Exercise objective: Extract, word for word, the stretch of lines from the start of the layout region records through the line containing "condition-sign: – [599, 1024, 619, 1063]", with both ends included.

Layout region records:
========================================================================

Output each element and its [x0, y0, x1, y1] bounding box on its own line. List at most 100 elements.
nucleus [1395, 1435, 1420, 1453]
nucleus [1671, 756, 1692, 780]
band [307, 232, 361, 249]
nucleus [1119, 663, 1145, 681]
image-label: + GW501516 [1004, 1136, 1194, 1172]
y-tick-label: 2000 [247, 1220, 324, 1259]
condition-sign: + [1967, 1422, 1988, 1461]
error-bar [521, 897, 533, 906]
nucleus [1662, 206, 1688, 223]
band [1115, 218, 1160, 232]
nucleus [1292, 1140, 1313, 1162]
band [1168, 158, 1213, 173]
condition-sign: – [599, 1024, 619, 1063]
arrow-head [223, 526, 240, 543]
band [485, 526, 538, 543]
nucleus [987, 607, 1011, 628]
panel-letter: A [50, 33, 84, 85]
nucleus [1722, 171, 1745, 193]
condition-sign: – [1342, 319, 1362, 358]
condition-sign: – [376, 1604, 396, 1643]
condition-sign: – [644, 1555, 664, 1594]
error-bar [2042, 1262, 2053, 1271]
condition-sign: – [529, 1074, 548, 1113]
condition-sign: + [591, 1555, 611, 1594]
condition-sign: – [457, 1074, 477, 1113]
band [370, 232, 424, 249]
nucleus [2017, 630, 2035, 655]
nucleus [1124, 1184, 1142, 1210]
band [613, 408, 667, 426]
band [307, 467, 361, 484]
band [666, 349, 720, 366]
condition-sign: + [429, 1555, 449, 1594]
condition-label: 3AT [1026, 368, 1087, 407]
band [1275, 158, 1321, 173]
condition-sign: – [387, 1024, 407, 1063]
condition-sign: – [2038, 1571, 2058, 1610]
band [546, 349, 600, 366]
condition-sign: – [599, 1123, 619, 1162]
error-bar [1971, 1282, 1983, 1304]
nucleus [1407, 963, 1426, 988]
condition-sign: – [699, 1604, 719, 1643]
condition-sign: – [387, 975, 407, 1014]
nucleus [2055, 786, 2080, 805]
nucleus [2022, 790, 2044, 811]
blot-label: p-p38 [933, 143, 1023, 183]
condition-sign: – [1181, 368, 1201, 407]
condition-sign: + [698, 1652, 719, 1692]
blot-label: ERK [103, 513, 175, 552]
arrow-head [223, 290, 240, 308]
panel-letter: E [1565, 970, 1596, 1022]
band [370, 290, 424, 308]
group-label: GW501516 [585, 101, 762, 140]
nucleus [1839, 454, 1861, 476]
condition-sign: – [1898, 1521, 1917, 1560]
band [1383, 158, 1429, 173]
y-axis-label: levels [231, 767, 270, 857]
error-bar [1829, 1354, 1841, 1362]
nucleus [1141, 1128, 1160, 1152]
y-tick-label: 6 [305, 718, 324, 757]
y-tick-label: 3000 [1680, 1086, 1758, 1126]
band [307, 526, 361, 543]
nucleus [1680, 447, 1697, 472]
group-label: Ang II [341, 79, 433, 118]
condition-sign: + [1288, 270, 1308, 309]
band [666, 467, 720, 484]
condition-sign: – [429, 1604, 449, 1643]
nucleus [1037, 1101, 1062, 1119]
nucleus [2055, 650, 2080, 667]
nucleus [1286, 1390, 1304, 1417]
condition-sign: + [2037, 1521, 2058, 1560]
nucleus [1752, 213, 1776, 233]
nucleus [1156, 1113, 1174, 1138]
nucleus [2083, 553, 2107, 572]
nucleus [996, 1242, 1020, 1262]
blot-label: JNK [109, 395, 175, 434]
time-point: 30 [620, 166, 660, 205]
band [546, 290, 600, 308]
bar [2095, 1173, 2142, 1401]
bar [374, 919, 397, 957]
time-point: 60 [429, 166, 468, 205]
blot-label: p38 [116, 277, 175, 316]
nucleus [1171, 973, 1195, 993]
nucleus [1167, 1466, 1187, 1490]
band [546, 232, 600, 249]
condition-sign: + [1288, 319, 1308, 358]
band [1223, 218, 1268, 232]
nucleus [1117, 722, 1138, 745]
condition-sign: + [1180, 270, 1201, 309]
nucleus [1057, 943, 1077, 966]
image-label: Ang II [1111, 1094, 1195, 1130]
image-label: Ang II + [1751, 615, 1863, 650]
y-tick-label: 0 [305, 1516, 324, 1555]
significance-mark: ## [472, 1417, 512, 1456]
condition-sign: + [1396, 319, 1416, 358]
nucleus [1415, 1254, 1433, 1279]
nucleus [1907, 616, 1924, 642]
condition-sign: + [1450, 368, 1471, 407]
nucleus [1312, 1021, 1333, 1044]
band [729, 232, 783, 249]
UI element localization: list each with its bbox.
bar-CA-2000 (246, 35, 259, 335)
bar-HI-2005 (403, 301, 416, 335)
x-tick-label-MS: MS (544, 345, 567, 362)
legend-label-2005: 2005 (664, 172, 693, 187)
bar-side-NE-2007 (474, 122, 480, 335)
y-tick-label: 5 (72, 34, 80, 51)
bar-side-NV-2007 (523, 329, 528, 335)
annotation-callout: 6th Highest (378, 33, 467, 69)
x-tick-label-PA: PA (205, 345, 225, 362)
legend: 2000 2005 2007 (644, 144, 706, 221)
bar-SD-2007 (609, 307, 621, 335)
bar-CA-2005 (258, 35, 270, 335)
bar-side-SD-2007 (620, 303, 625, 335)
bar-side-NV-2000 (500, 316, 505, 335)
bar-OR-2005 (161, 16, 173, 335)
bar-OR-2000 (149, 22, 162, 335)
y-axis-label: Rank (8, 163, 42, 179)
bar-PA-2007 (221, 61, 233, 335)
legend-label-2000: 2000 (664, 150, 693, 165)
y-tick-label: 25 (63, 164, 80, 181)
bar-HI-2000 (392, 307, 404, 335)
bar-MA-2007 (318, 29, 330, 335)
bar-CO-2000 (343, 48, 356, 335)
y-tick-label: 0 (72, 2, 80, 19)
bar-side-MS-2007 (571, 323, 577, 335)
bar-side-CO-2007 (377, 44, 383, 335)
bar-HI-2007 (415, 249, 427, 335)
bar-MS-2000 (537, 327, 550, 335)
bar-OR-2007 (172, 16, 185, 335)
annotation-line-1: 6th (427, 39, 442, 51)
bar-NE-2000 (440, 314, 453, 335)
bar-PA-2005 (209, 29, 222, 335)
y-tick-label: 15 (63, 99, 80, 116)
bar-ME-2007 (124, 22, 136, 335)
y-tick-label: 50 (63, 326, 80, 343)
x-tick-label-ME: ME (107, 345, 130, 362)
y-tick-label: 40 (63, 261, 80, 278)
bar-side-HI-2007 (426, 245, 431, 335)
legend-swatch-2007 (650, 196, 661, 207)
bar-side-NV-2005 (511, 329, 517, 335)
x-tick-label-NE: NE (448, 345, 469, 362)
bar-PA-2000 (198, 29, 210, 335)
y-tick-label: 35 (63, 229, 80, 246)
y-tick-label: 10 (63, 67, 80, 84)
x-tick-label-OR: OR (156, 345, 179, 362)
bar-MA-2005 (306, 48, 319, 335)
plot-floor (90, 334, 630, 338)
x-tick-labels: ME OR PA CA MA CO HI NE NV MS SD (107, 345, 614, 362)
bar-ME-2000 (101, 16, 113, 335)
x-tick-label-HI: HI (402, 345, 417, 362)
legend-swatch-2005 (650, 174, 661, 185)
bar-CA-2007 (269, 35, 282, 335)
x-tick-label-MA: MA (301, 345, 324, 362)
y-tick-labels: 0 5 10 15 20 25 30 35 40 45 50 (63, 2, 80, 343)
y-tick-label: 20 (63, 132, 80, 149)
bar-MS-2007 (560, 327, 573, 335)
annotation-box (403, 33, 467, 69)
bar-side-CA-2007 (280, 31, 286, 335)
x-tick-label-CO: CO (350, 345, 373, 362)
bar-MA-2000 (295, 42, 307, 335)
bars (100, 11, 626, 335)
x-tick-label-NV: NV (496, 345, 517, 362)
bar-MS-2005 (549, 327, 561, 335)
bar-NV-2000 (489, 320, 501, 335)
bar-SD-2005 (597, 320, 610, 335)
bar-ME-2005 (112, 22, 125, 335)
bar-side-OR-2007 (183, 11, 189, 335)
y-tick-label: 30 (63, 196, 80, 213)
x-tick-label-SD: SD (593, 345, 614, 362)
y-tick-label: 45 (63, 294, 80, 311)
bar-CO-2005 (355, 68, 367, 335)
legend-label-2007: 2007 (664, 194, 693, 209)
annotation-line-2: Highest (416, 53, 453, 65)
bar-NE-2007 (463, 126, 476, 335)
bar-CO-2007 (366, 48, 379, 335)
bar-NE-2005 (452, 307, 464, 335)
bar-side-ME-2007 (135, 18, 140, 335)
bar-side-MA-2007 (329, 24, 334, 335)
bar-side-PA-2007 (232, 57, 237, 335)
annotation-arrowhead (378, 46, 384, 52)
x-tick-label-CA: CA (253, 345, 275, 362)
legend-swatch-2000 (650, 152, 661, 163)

========================================================================

Expected output:
Output each element and its [x0, y0, x1, y1] bounding box on its own line. List at most 100 elements.
nucleus [1395, 1435, 1420, 1453]
nucleus [1671, 756, 1692, 780]
band [307, 232, 361, 249]
nucleus [1119, 663, 1145, 681]
image-label: + GW501516 [1004, 1136, 1194, 1172]
y-tick-label: 2000 [247, 1220, 324, 1259]
condition-sign: + [1967, 1422, 1988, 1461]
error-bar [521, 897, 533, 906]
nucleus [1662, 206, 1688, 223]
band [1115, 218, 1160, 232]
nucleus [1292, 1140, 1313, 1162]
band [1168, 158, 1213, 173]
condition-sign: – [599, 1024, 619, 1063]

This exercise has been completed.